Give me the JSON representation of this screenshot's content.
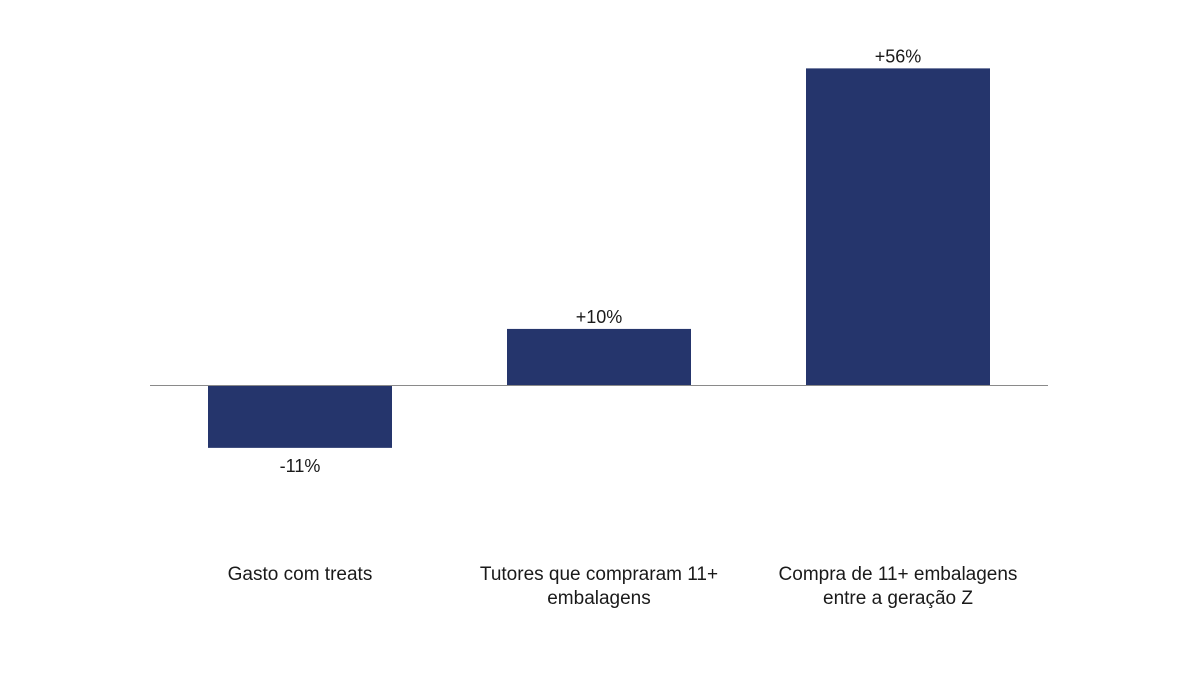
{
  "chart_data": {
    "type": "bar",
    "categories": [
      [
        "Gasto com treats"
      ],
      [
        "Tutores que compraram 11+",
        "embalagens"
      ],
      [
        "Compra de 11+ embalagens",
        "entre a geração Z"
      ]
    ],
    "values": [
      -11,
      10,
      56
    ],
    "data_labels": [
      "-11%",
      "+10%",
      "+56%"
    ],
    "ylim": [
      -21,
      62
    ],
    "grid": false,
    "legend": "none",
    "bar_color": "#25356c",
    "axis_color": "#8a8a8a"
  }
}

» PROBLEM TO SOLVE
Reproduce each line exactly as it appears, omitting the pictures.

» EXERCISE RESPONSE
Give me the JSON representation of this screenshot's content.
{
  "chart_data": {
    "type": "bar",
    "categories": [
      [
        "Gasto com treats"
      ],
      [
        "Tutores que compraram 11+",
        "embalagens"
      ],
      [
        "Compra de 11+ embalagens",
        "entre a geração Z"
      ]
    ],
    "values": [
      -11,
      10,
      56
    ],
    "data_labels": [
      "-11%",
      "+10%",
      "+56%"
    ],
    "ylim": [
      -21,
      62
    ],
    "grid": false,
    "legend": "none",
    "bar_color": "#25356c",
    "axis_color": "#8a8a8a"
  }
}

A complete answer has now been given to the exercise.